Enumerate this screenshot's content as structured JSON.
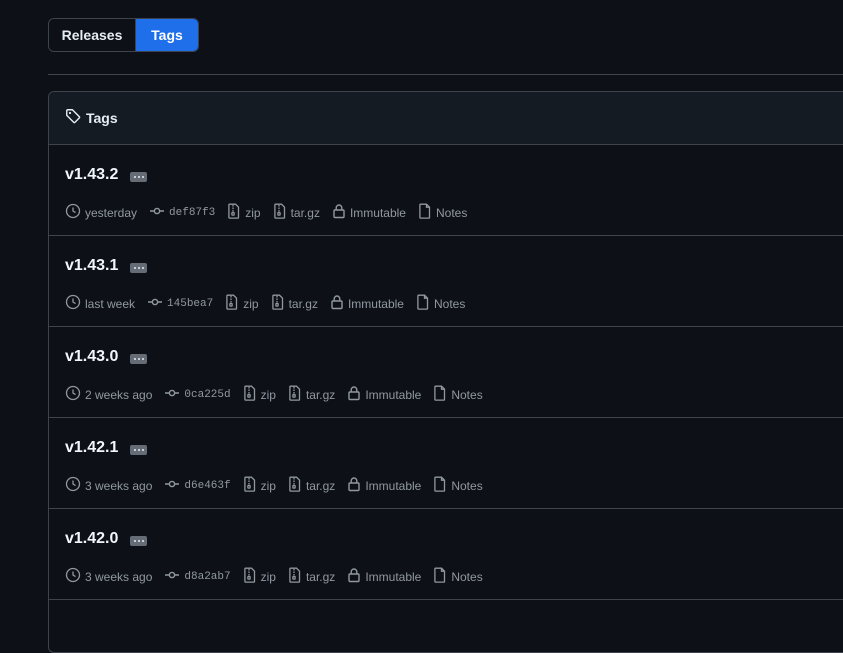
{
  "toggle": {
    "releases_label": "Releases",
    "tags_label": "Tags"
  },
  "panel": {
    "title": "Tags"
  },
  "tags": [
    {
      "name": "v1.43.2",
      "time": "yesterday",
      "sha": "def87f3",
      "zip": "zip",
      "targz": "tar.gz",
      "immutable": "Immutable",
      "notes": "Notes"
    },
    {
      "name": "v1.43.1",
      "time": "last week",
      "sha": "145bea7",
      "zip": "zip",
      "targz": "tar.gz",
      "immutable": "Immutable",
      "notes": "Notes"
    },
    {
      "name": "v1.43.0",
      "time": "2 weeks ago",
      "sha": "0ca225d",
      "zip": "zip",
      "targz": "tar.gz",
      "immutable": "Immutable",
      "notes": "Notes"
    },
    {
      "name": "v1.42.1",
      "time": "3 weeks ago",
      "sha": "d6e463f",
      "zip": "zip",
      "targz": "tar.gz",
      "immutable": "Immutable",
      "notes": "Notes"
    },
    {
      "name": "v1.42.0",
      "time": "3 weeks ago",
      "sha": "d8a2ab7",
      "zip": "zip",
      "targz": "tar.gz",
      "immutable": "Immutable",
      "notes": "Notes"
    }
  ],
  "colors": {
    "background": "#0d1117",
    "accent": "#1f6feb",
    "border": "#3d444d",
    "muted": "#9198a1"
  }
}
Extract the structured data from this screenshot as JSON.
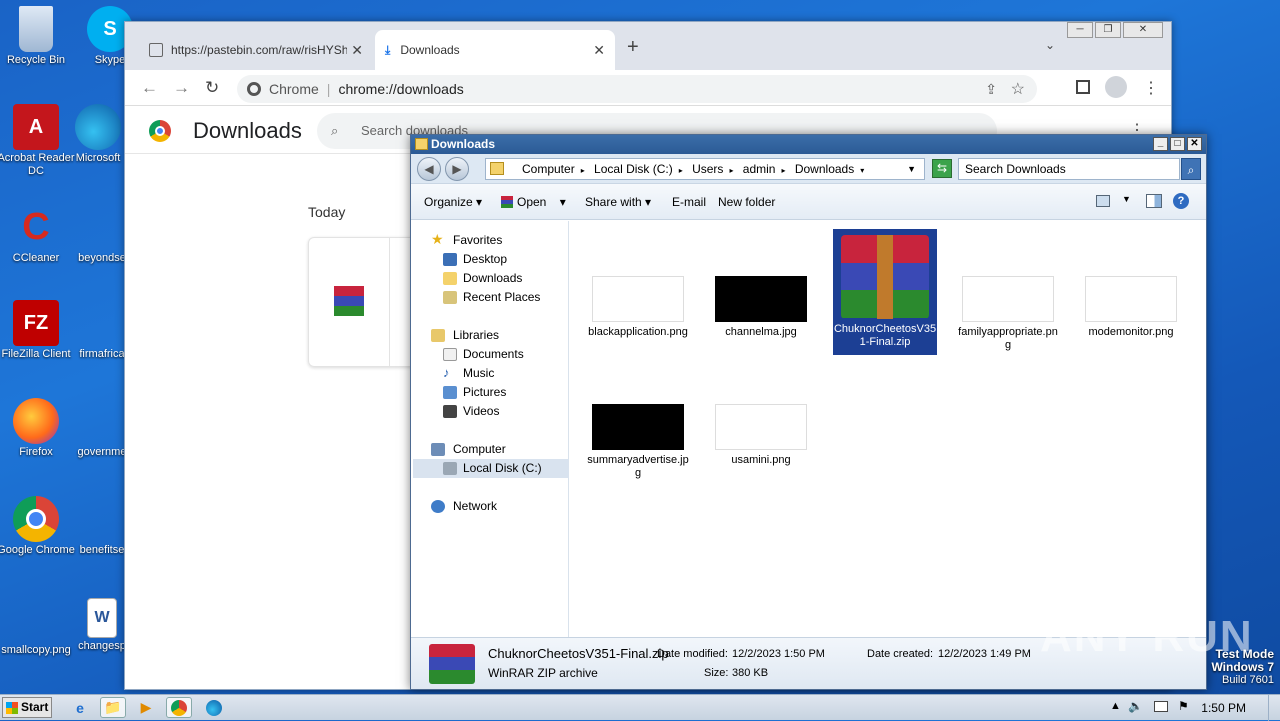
{
  "desktop": {
    "icons_left": [
      "Recycle Bin",
      "Acrobat Reader DC",
      "CCleaner",
      "FileZilla Client",
      "Firefox",
      "Google Chrome",
      "smallcopy.png"
    ],
    "icons_right": [
      "Skype",
      "Microsoft",
      "beyondse",
      "firmafrica",
      "governme",
      "benefitse",
      "changesp"
    ]
  },
  "chrome": {
    "tab1": "https://pastebin.com/raw/risHYShF",
    "tab2": "Downloads",
    "omni_site": "Chrome",
    "omni_url": "chrome://downloads",
    "page_title": "Downloads",
    "search_placeholder": "Search downloads",
    "section": "Today"
  },
  "explorer": {
    "title": "Downloads",
    "crumbs": [
      "Computer",
      "Local Disk (C:)",
      "Users",
      "admin",
      "Downloads"
    ],
    "search_placeholder": "Search Downloads",
    "commands": [
      "Organize",
      "Open",
      "Share with",
      "E-mail",
      "New folder"
    ],
    "nav": {
      "favorites": "Favorites",
      "fav_items": [
        "Desktop",
        "Downloads",
        "Recent Places"
      ],
      "libraries": "Libraries",
      "lib_items": [
        "Documents",
        "Music",
        "Pictures",
        "Videos"
      ],
      "computer": "Computer",
      "local_disk": "Local Disk (C:)",
      "network": "Network"
    },
    "files": [
      "blackapplication.png",
      "channelma.jpg",
      "ChuknorCheetosV351-Final.zip",
      "familyappropriate.png",
      "modemonitor.png",
      "summaryadvertise.jpg",
      "usamini.png"
    ],
    "details": {
      "name": "ChuknorCheetosV351-Final.zip",
      "type": "WinRAR ZIP archive",
      "modified_label": "Date modified:",
      "modified": "12/2/2023 1:50 PM",
      "size_label": "Size:",
      "size": "380 KB",
      "created_label": "Date created:",
      "created": "12/2/2023 1:49 PM"
    }
  },
  "taskbar": {
    "start": "Start",
    "clock": "1:50 PM"
  },
  "watermark": {
    "line1": "Test Mode",
    "line2": "Windows 7",
    "line3": "Build 7601",
    "brand": "ANY RUN"
  }
}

——

Omit every picture, then repeat the remaining data exactly as it appears above.

Task solution
Enumerate this screenshot's content as structured JSON.
{
  "toggle": {
    "releases_label": "Releases",
    "tags_label": "Tags"
  },
  "panel": {
    "title": "Tags"
  },
  "tags": [
    {
      "name": "v1.43.2",
      "time": "yesterday",
      "sha": "def87f3",
      "zip": "zip",
      "targz": "tar.gz",
      "immutable": "Immutable",
      "notes": "Notes"
    },
    {
      "name": "v1.43.1",
      "time": "last week",
      "sha": "145bea7",
      "zip": "zip",
      "targz": "tar.gz",
      "immutable": "Immutable",
      "notes": "Notes"
    },
    {
      "name": "v1.43.0",
      "time": "2 weeks ago",
      "sha": "0ca225d",
      "zip": "zip",
      "targz": "tar.gz",
      "immutable": "Immutable",
      "notes": "Notes"
    },
    {
      "name": "v1.42.1",
      "time": "3 weeks ago",
      "sha": "d6e463f",
      "zip": "zip",
      "targz": "tar.gz",
      "immutable": "Immutable",
      "notes": "Notes"
    },
    {
      "name": "v1.42.0",
      "time": "3 weeks ago",
      "sha": "d8a2ab7",
      "zip": "zip",
      "targz": "tar.gz",
      "immutable": "Immutable",
      "notes": "Notes"
    }
  ],
  "colors": {
    "background": "#0d1117",
    "accent": "#1f6feb",
    "border": "#3d444d",
    "muted": "#9198a1"
  }
}
Extract the structured data from this screenshot as JSON.
{
  "desktop": {
    "icons_left": [
      "Recycle Bin",
      "Acrobat Reader DC",
      "CCleaner",
      "FileZilla Client",
      "Firefox",
      "Google Chrome",
      "smallcopy.png"
    ],
    "icons_right": [
      "Skype",
      "Microsoft",
      "beyondse",
      "firmafrica",
      "governme",
      "benefitse",
      "changesp"
    ]
  },
  "chrome": {
    "tab1": "https://pastebin.com/raw/risHYShF",
    "tab2": "Downloads",
    "omni_site": "Chrome",
    "omni_url": "chrome://downloads",
    "page_title": "Downloads",
    "search_placeholder": "Search downloads",
    "section": "Today"
  },
  "explorer": {
    "title": "Downloads",
    "crumbs": [
      "Computer",
      "Local Disk (C:)",
      "Users",
      "admin",
      "Downloads"
    ],
    "search_placeholder": "Search Downloads",
    "commands": [
      "Organize",
      "Open",
      "Share with",
      "E-mail",
      "New folder"
    ],
    "nav": {
      "favorites": "Favorites",
      "fav_items": [
        "Desktop",
        "Downloads",
        "Recent Places"
      ],
      "libraries": "Libraries",
      "lib_items": [
        "Documents",
        "Music",
        "Pictures",
        "Videos"
      ],
      "computer": "Computer",
      "local_disk": "Local Disk (C:)",
      "network": "Network"
    },
    "files": [
      "blackapplication.png",
      "channelma.jpg",
      "ChuknorCheetosV351-Final.zip",
      "familyappropriate.png",
      "modemonitor.png",
      "summaryadvertise.jpg",
      "usamini.png"
    ],
    "details": {
      "name": "ChuknorCheetosV351-Final.zip",
      "type": "WinRAR ZIP archive",
      "modified_label": "Date modified:",
      "modified": "12/2/2023 1:50 PM",
      "size_label": "Size:",
      "size": "380 KB",
      "created_label": "Date created:",
      "created": "12/2/2023 1:49 PM"
    }
  },
  "taskbar": {
    "start": "Start",
    "clock": "1:50 PM"
  },
  "watermark": {
    "line1": "Test Mode",
    "line2": "Windows 7",
    "line3": "Build 7601",
    "brand": "ANY RUN"
  }
}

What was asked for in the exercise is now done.